*Request*: The data below needs to be returned exactly, line for line.

■ ■ ■ ■ ■

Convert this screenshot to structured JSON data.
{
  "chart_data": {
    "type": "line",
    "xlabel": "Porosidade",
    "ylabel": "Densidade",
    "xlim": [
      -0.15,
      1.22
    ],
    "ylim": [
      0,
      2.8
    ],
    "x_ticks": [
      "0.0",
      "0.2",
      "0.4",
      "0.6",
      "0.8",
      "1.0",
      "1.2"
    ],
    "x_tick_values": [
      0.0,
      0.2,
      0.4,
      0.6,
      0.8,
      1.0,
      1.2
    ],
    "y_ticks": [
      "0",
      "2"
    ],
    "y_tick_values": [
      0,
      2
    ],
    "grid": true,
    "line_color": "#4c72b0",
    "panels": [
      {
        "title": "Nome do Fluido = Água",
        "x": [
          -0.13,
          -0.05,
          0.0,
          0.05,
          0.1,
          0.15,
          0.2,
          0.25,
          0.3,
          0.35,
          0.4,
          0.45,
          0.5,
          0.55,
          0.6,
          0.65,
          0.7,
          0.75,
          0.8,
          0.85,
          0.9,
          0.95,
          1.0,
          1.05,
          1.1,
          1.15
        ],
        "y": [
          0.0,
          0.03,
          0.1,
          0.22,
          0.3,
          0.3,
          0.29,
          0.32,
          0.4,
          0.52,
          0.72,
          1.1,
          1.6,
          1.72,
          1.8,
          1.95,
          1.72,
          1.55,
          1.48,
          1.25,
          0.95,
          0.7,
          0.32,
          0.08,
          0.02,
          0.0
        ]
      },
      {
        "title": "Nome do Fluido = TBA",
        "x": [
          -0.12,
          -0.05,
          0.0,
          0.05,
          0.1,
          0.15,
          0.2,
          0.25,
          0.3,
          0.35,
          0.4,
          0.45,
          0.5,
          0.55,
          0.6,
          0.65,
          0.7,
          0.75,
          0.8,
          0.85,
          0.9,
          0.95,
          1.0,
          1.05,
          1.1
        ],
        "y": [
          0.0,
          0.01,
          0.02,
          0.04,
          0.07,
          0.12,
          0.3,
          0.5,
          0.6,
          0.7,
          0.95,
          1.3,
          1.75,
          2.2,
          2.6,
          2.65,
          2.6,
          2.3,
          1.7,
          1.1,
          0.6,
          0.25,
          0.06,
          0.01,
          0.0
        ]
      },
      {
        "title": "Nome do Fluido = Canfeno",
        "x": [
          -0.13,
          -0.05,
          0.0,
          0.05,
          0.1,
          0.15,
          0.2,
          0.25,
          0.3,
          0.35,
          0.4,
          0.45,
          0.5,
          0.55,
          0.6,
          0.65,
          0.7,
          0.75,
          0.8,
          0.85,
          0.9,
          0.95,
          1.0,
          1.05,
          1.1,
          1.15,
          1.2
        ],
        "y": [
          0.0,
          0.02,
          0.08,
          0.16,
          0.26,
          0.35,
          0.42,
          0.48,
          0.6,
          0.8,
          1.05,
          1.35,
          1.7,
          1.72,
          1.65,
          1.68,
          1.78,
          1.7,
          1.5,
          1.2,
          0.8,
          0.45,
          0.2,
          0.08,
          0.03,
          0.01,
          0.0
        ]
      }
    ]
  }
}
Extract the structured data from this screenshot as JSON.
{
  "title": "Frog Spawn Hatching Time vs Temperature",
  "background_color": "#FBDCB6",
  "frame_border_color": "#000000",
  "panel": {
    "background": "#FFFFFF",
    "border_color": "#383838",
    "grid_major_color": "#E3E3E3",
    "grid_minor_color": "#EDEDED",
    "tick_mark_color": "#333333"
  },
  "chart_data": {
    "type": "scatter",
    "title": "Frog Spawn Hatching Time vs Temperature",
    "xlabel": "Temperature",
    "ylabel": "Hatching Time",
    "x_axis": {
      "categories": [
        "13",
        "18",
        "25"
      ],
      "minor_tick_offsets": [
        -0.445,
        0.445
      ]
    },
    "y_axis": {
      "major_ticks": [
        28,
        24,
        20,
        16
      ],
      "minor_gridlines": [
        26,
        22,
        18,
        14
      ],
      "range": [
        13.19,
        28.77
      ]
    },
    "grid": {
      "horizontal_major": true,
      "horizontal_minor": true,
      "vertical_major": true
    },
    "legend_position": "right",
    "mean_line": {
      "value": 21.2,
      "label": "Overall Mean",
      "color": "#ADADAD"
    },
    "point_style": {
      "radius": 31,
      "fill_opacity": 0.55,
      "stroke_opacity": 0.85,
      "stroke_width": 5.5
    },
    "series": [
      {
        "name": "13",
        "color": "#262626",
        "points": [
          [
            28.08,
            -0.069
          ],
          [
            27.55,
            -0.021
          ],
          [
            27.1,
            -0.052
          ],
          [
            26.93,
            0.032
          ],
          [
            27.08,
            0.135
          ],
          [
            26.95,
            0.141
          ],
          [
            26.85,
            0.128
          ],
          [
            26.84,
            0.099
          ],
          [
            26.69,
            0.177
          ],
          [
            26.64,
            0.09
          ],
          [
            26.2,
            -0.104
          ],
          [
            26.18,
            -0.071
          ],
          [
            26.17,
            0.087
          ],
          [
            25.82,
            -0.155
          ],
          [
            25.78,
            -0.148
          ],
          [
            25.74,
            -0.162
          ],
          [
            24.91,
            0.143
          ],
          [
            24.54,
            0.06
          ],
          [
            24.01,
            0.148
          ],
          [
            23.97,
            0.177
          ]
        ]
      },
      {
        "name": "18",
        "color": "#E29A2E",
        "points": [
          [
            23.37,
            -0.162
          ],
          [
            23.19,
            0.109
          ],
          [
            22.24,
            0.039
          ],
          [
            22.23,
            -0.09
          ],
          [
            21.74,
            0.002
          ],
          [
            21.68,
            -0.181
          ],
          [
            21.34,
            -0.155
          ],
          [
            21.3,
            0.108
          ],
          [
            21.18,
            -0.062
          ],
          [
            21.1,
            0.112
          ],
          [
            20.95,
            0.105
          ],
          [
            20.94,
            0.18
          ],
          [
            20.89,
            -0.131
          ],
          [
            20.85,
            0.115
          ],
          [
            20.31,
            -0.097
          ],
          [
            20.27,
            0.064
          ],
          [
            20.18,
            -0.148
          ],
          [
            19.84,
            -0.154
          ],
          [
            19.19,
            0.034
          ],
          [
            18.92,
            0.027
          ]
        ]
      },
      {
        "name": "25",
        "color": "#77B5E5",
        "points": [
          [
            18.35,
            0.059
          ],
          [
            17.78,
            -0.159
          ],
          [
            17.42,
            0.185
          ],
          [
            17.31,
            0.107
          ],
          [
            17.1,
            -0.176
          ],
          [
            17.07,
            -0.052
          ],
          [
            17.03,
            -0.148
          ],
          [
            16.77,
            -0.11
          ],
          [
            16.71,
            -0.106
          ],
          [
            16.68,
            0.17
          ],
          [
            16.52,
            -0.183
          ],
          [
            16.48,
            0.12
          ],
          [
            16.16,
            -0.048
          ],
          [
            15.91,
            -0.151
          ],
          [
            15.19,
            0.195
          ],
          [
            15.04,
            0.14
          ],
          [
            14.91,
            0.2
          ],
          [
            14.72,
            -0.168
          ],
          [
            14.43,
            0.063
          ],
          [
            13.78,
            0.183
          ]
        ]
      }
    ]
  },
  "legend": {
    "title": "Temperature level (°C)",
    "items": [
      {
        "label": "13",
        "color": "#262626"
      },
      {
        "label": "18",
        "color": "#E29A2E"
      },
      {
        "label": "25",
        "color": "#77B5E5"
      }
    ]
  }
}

■ ■ ■ ■ ■

*Complete answer*:
Convert this screenshot to structured JSON data.
{
  "chart_data": {
    "type": "line",
    "xlabel": "Porosidade",
    "ylabel": "Densidade",
    "xlim": [
      -0.15,
      1.22
    ],
    "ylim": [
      0,
      2.8
    ],
    "x_ticks": [
      "0.0",
      "0.2",
      "0.4",
      "0.6",
      "0.8",
      "1.0",
      "1.2"
    ],
    "x_tick_values": [
      0.0,
      0.2,
      0.4,
      0.6,
      0.8,
      1.0,
      1.2
    ],
    "y_ticks": [
      "0",
      "2"
    ],
    "y_tick_values": [
      0,
      2
    ],
    "grid": true,
    "line_color": "#4c72b0",
    "panels": [
      {
        "title": "Nome do Fluido = Água",
        "x": [
          -0.13,
          -0.05,
          0.0,
          0.05,
          0.1,
          0.15,
          0.2,
          0.25,
          0.3,
          0.35,
          0.4,
          0.45,
          0.5,
          0.55,
          0.6,
          0.65,
          0.7,
          0.75,
          0.8,
          0.85,
          0.9,
          0.95,
          1.0,
          1.05,
          1.1,
          1.15
        ],
        "y": [
          0.0,
          0.03,
          0.1,
          0.22,
          0.3,
          0.3,
          0.29,
          0.32,
          0.4,
          0.52,
          0.72,
          1.1,
          1.6,
          1.72,
          1.8,
          1.95,
          1.72,
          1.55,
          1.48,
          1.25,
          0.95,
          0.7,
          0.32,
          0.08,
          0.02,
          0.0
        ]
      },
      {
        "title": "Nome do Fluido = TBA",
        "x": [
          -0.12,
          -0.05,
          0.0,
          0.05,
          0.1,
          0.15,
          0.2,
          0.25,
          0.3,
          0.35,
          0.4,
          0.45,
          0.5,
          0.55,
          0.6,
          0.65,
          0.7,
          0.75,
          0.8,
          0.85,
          0.9,
          0.95,
          1.0,
          1.05,
          1.1
        ],
        "y": [
          0.0,
          0.01,
          0.02,
          0.04,
          0.07,
          0.12,
          0.3,
          0.5,
          0.6,
          0.7,
          0.95,
          1.3,
          1.75,
          2.2,
          2.6,
          2.65,
          2.6,
          2.3,
          1.7,
          1.1,
          0.6,
          0.25,
          0.06,
          0.01,
          0.0
        ]
      },
      {
        "title": "Nome do Fluido = Canfeno",
        "x": [
          -0.13,
          -0.05,
          0.0,
          0.05,
          0.1,
          0.15,
          0.2,
          0.25,
          0.3,
          0.35,
          0.4,
          0.45,
          0.5,
          0.55,
          0.6,
          0.65,
          0.7,
          0.75,
          0.8,
          0.85,
          0.9,
          0.95,
          1.0,
          1.05,
          1.1,
          1.15,
          1.2
        ],
        "y": [
          0.0,
          0.02,
          0.08,
          0.16,
          0.26,
          0.35,
          0.42,
          0.48,
          0.6,
          0.8,
          1.05,
          1.35,
          1.7,
          1.72,
          1.65,
          1.68,
          1.78,
          1.7,
          1.5,
          1.2,
          0.8,
          0.45,
          0.2,
          0.08,
          0.03,
          0.01,
          0.0
        ]
      }
    ]
  }
}
Extract the structured data from this screenshot as JSON.
{
  "title": "Frog Spawn Hatching Time vs Temperature",
  "background_color": "#FBDCB6",
  "frame_border_color": "#000000",
  "panel": {
    "background": "#FFFFFF",
    "border_color": "#383838",
    "grid_major_color": "#E3E3E3",
    "grid_minor_color": "#EDEDED",
    "tick_mark_color": "#333333"
  },
  "chart_data": {
    "type": "scatter",
    "title": "Frog Spawn Hatching Time vs Temperature",
    "xlabel": "Temperature",
    "ylabel": "Hatching Time",
    "x_axis": {
      "categories": [
        "13",
        "18",
        "25"
      ],
      "minor_tick_offsets": [
        -0.445,
        0.445
      ]
    },
    "y_axis": {
      "major_ticks": [
        28,
        24,
        20,
        16
      ],
      "minor_gridlines": [
        26,
        22,
        18,
        14
      ],
      "range": [
        13.19,
        28.77
      ]
    },
    "grid": {
      "horizontal_major": true,
      "horizontal_minor": true,
      "vertical_major": true
    },
    "legend_position": "right",
    "mean_line": {
      "value": 21.2,
      "label": "Overall Mean",
      "color": "#ADADAD"
    },
    "point_style": {
      "radius": 31,
      "fill_opacity": 0.55,
      "stroke_opacity": 0.85,
      "stroke_width": 5.5
    },
    "series": [
      {
        "name": "13",
        "color": "#262626",
        "points": [
          [
            28.08,
            -0.069
          ],
          [
            27.55,
            -0.021
          ],
          [
            27.1,
            -0.052
          ],
          [
            26.93,
            0.032
          ],
          [
            27.08,
            0.135
          ],
          [
            26.95,
            0.141
          ],
          [
            26.85,
            0.128
          ],
          [
            26.84,
            0.099
          ],
          [
            26.69,
            0.177
          ],
          [
            26.64,
            0.09
          ],
          [
            26.2,
            -0.104
          ],
          [
            26.18,
            -0.071
          ],
          [
            26.17,
            0.087
          ],
          [
            25.82,
            -0.155
          ],
          [
            25.78,
            -0.148
          ],
          [
            25.74,
            -0.162
          ],
          [
            24.91,
            0.143
          ],
          [
            24.54,
            0.06
          ],
          [
            24.01,
            0.148
          ],
          [
            23.97,
            0.177
          ]
        ]
      },
      {
        "name": "18",
        "color": "#E29A2E",
        "points": [
          [
            23.37,
            -0.162
          ],
          [
            23.19,
            0.109
          ],
          [
            22.24,
            0.039
          ],
          [
            22.23,
            -0.09
          ],
          [
            21.74,
            0.002
          ],
          [
            21.68,
            -0.181
          ],
          [
            21.34,
            -0.155
          ],
          [
            21.3,
            0.108
          ],
          [
            21.18,
            -0.062
          ],
          [
            21.1,
            0.112
          ],
          [
            20.95,
            0.105
          ],
          [
            20.94,
            0.18
          ],
          [
            20.89,
            -0.131
          ],
          [
            20.85,
            0.115
          ],
          [
            20.31,
            -0.097
          ],
          [
            20.27,
            0.064
          ],
          [
            20.18,
            -0.148
          ],
          [
            19.84,
            -0.154
          ],
          [
            19.19,
            0.034
          ],
          [
            18.92,
            0.027
          ]
        ]
      },
      {
        "name": "25",
        "color": "#77B5E5",
        "points": [
          [
            18.35,
            0.059
          ],
          [
            17.78,
            -0.159
          ],
          [
            17.42,
            0.185
          ],
          [
            17.31,
            0.107
          ],
          [
            17.1,
            -0.176
          ],
          [
            17.07,
            -0.052
          ],
          [
            17.03,
            -0.148
          ],
          [
            16.77,
            -0.11
          ],
          [
            16.71,
            -0.106
          ],
          [
            16.68,
            0.17
          ],
          [
            16.52,
            -0.183
          ],
          [
            16.48,
            0.12
          ],
          [
            16.16,
            -0.048
          ],
          [
            15.91,
            -0.151
          ],
          [
            15.19,
            0.195
          ],
          [
            15.04,
            0.14
          ],
          [
            14.91,
            0.2
          ],
          [
            14.72,
            -0.168
          ],
          [
            14.43,
            0.063
          ],
          [
            13.78,
            0.183
          ]
        ]
      }
    ]
  },
  "legend": {
    "title": "Temperature level (°C)",
    "items": [
      {
        "label": "13",
        "color": "#262626"
      },
      {
        "label": "18",
        "color": "#E29A2E"
      },
      {
        "label": "25",
        "color": "#77B5E5"
      }
    ]
  }
}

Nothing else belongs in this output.